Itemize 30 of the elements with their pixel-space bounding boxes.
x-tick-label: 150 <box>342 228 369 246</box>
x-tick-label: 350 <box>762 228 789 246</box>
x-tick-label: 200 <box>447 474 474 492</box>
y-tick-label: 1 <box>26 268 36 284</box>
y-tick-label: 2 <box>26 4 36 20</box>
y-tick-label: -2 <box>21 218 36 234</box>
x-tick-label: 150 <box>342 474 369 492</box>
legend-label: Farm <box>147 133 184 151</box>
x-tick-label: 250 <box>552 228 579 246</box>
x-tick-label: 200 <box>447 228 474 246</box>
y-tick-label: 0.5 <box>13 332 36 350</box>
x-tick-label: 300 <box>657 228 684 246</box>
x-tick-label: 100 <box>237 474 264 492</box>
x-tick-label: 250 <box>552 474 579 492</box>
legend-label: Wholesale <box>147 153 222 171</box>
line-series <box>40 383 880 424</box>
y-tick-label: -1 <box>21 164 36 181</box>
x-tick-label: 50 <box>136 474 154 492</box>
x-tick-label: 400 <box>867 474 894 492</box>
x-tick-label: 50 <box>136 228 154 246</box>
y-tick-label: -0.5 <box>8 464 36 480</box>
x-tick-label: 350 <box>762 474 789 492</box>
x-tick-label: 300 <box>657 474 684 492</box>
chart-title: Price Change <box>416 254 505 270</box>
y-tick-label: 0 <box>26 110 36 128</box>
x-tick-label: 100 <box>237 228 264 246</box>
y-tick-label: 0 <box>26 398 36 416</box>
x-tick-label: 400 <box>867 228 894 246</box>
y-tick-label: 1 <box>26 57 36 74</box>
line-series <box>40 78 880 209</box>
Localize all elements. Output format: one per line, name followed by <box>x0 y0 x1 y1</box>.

* * *

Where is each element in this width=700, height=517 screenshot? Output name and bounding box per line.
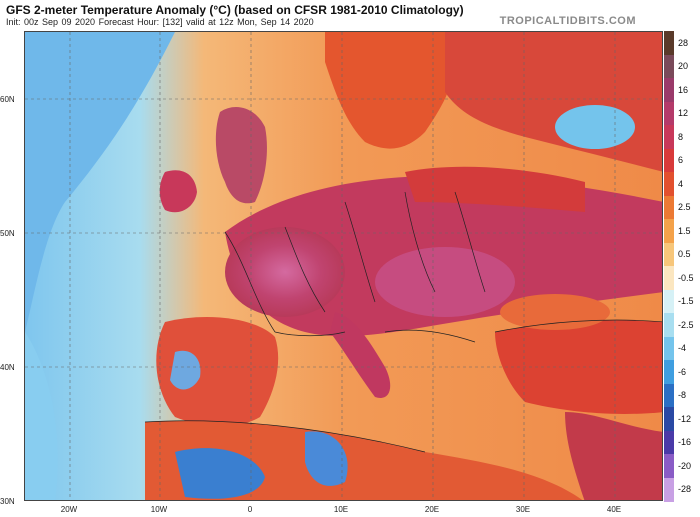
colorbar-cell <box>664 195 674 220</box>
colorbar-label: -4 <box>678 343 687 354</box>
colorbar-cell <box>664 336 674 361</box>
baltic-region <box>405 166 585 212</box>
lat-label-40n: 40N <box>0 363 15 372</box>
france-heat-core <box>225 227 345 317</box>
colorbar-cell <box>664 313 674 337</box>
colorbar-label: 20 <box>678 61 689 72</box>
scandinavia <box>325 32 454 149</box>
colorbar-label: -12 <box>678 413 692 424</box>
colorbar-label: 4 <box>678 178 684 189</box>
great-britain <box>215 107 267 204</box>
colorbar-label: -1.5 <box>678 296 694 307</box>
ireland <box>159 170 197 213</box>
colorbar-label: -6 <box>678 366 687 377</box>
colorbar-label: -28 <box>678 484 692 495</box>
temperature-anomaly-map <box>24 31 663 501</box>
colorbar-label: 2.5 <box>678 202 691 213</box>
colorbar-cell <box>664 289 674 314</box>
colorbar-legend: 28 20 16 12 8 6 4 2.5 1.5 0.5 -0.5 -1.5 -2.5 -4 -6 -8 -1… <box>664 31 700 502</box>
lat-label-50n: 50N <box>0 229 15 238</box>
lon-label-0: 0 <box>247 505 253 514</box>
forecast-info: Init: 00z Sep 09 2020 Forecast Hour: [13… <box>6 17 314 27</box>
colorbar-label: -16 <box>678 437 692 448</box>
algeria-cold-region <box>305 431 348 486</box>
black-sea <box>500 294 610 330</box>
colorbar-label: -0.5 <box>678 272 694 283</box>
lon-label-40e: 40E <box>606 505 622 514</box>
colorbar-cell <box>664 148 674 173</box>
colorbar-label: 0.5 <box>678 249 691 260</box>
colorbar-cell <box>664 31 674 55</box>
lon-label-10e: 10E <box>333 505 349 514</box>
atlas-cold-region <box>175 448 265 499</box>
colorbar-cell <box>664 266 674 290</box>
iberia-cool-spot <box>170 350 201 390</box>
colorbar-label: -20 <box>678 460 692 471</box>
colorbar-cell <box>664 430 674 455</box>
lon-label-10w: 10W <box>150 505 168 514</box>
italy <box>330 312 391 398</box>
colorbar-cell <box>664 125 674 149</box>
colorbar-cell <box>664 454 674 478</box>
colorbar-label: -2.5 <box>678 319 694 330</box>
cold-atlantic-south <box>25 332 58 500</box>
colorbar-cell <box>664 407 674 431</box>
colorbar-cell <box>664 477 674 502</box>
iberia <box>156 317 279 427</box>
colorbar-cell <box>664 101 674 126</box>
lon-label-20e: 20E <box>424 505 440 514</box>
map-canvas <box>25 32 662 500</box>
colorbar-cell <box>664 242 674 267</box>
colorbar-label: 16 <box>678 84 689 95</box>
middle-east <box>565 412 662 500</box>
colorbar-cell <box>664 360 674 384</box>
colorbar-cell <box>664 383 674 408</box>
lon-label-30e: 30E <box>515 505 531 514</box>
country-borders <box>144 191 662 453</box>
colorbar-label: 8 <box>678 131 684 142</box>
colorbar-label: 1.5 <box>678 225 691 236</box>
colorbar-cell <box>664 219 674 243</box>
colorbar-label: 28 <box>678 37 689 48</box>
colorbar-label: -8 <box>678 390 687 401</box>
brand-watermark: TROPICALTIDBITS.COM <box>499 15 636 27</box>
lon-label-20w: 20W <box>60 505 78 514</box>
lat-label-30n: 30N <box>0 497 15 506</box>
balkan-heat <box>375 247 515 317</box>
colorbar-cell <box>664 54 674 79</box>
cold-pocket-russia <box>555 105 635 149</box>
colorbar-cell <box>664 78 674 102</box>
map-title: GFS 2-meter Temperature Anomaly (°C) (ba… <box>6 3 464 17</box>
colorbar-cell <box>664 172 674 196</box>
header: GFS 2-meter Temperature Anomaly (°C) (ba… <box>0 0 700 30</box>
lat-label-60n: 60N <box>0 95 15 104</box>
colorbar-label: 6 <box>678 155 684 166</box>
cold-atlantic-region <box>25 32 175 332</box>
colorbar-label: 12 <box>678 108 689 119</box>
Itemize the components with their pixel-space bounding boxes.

# Work to do
Write out the records from the line with "colorbar-cell <box>664 195 674 220</box>" up to and including the line with "colorbar-label: 20 <box>678 61 689 72</box>".

# Exercise output
colorbar-cell <box>664 195 674 220</box>
colorbar-label: -4 <box>678 343 687 354</box>
colorbar-cell <box>664 336 674 361</box>
baltic-region <box>405 166 585 212</box>
lat-label-40n: 40N <box>0 363 15 372</box>
france-heat-core <box>225 227 345 317</box>
colorbar-cell <box>664 313 674 337</box>
colorbar-label: 20 <box>678 61 689 72</box>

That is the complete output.